** BEGIN Exercise materials **

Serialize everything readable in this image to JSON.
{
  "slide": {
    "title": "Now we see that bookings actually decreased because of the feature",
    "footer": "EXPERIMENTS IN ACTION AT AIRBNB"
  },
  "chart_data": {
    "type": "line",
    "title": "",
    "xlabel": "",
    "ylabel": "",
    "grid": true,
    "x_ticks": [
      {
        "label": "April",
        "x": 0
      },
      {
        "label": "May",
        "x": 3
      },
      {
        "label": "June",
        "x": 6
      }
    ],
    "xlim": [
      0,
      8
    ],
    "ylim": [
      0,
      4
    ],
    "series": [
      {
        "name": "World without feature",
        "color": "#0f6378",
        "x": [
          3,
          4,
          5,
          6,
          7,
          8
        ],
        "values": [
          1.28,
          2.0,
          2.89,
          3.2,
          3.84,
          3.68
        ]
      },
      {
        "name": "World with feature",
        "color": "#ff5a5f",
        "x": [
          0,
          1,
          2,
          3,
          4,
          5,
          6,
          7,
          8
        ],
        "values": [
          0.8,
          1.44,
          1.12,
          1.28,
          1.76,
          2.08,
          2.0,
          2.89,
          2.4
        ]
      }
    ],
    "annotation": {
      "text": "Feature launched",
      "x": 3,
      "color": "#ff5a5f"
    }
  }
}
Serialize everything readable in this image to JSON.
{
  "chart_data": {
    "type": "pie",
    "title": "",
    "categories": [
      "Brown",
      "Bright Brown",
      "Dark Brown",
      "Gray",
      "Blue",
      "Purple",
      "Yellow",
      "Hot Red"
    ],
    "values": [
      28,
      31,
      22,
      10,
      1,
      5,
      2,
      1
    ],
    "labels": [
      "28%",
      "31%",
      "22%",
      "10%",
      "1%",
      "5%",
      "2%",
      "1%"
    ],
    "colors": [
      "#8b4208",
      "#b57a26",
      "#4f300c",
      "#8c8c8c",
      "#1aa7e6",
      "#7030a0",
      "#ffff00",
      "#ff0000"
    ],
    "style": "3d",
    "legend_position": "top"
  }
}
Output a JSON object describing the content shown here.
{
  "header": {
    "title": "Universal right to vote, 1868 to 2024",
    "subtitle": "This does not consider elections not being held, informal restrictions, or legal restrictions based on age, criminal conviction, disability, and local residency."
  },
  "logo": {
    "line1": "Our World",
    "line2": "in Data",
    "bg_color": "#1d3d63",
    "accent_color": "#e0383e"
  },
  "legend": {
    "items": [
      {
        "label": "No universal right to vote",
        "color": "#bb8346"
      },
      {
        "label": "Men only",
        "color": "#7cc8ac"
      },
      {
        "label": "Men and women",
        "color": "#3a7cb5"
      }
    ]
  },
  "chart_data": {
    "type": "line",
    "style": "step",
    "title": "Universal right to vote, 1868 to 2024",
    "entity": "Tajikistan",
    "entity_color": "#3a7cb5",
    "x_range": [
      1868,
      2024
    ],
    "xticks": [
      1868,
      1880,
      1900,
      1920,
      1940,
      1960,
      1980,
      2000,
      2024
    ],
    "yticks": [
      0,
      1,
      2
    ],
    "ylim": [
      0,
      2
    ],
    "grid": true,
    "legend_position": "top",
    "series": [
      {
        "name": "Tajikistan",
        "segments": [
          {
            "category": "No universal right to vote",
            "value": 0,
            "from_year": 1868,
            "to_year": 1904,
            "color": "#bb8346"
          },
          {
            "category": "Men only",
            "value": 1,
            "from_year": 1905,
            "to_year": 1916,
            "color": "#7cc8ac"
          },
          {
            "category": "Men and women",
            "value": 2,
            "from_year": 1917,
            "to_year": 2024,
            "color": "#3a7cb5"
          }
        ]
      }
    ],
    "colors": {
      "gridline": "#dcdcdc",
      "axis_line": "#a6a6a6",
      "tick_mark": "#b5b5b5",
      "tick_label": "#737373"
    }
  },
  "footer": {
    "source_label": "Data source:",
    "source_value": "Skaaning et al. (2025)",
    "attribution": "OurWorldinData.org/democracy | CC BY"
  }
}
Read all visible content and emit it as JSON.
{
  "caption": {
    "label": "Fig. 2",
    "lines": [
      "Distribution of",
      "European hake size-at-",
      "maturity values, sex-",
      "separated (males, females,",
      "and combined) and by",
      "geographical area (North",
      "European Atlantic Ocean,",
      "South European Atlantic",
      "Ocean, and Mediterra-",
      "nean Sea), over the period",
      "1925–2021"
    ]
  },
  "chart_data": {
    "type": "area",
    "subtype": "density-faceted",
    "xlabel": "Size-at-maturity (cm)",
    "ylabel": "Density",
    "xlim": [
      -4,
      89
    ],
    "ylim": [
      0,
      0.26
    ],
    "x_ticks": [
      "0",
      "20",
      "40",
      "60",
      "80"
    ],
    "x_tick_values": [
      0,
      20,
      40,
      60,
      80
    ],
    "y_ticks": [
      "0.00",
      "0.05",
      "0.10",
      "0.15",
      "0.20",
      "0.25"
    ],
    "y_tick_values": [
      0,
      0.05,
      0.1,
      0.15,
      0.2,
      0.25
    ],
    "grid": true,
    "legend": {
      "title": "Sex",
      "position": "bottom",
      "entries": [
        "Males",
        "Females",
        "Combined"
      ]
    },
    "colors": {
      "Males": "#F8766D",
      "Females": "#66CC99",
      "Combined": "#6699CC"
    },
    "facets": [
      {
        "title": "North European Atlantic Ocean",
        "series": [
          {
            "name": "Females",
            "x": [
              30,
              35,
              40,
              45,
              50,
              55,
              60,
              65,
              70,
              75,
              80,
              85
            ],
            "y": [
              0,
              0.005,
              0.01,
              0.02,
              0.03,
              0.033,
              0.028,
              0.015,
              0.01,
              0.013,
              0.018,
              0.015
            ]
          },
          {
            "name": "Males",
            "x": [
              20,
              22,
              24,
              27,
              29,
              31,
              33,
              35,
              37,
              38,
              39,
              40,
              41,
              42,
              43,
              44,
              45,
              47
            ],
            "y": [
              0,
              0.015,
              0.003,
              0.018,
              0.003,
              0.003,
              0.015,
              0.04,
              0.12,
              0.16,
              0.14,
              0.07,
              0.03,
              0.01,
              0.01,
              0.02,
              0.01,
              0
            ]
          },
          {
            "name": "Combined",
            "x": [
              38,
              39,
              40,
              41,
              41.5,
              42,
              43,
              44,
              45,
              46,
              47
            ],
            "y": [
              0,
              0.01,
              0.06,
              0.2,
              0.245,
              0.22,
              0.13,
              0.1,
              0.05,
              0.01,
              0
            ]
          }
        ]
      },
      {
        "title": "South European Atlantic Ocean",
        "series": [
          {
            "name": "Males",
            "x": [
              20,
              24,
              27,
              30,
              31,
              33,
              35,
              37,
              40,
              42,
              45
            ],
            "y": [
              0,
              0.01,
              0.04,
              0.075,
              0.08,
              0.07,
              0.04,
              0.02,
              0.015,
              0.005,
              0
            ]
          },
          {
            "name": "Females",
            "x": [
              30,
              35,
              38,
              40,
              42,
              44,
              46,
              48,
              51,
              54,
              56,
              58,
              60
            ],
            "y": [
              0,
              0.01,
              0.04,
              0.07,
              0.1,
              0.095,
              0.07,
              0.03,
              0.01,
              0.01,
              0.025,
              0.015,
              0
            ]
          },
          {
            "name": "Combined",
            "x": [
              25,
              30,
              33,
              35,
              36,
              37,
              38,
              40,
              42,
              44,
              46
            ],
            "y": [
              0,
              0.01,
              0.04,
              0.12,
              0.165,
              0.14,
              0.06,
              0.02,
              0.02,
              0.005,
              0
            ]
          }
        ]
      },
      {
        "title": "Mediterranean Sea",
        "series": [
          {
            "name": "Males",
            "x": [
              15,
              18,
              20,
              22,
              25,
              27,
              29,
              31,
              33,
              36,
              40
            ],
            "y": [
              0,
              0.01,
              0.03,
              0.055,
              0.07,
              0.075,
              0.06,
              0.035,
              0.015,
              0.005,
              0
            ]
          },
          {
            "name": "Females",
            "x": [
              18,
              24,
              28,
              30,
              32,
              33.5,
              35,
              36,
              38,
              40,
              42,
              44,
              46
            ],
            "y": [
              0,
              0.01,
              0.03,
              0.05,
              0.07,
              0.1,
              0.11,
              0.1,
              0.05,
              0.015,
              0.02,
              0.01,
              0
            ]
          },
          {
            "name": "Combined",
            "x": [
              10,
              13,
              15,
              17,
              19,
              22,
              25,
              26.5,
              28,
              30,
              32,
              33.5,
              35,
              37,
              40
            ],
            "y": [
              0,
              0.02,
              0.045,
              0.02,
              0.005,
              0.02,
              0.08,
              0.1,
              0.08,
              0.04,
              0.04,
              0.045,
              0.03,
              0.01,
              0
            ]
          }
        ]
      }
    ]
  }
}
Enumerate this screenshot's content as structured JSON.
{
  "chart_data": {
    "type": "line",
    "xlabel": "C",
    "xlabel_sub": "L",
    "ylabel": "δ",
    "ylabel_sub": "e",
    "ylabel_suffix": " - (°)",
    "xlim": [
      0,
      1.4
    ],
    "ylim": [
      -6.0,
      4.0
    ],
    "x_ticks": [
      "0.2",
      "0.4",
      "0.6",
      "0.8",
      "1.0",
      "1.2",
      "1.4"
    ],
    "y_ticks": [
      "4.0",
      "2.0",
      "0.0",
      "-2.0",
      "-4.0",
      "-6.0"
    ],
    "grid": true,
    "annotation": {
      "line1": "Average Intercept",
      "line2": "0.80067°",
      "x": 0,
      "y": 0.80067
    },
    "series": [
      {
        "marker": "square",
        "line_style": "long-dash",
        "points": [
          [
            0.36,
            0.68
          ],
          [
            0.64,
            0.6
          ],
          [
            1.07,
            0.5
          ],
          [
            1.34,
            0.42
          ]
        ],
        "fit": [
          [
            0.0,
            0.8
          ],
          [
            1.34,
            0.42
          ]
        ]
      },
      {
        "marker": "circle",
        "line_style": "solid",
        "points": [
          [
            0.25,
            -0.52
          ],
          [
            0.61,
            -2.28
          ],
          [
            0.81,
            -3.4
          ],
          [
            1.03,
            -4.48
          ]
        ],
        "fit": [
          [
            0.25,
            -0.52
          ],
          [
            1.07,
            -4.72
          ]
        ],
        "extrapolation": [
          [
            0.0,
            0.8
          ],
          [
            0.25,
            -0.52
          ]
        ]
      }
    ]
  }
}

** END Exercise materials **

_Exercise prompt_
Answer only with how many lines in the records include "Atlantic".

_The output_
4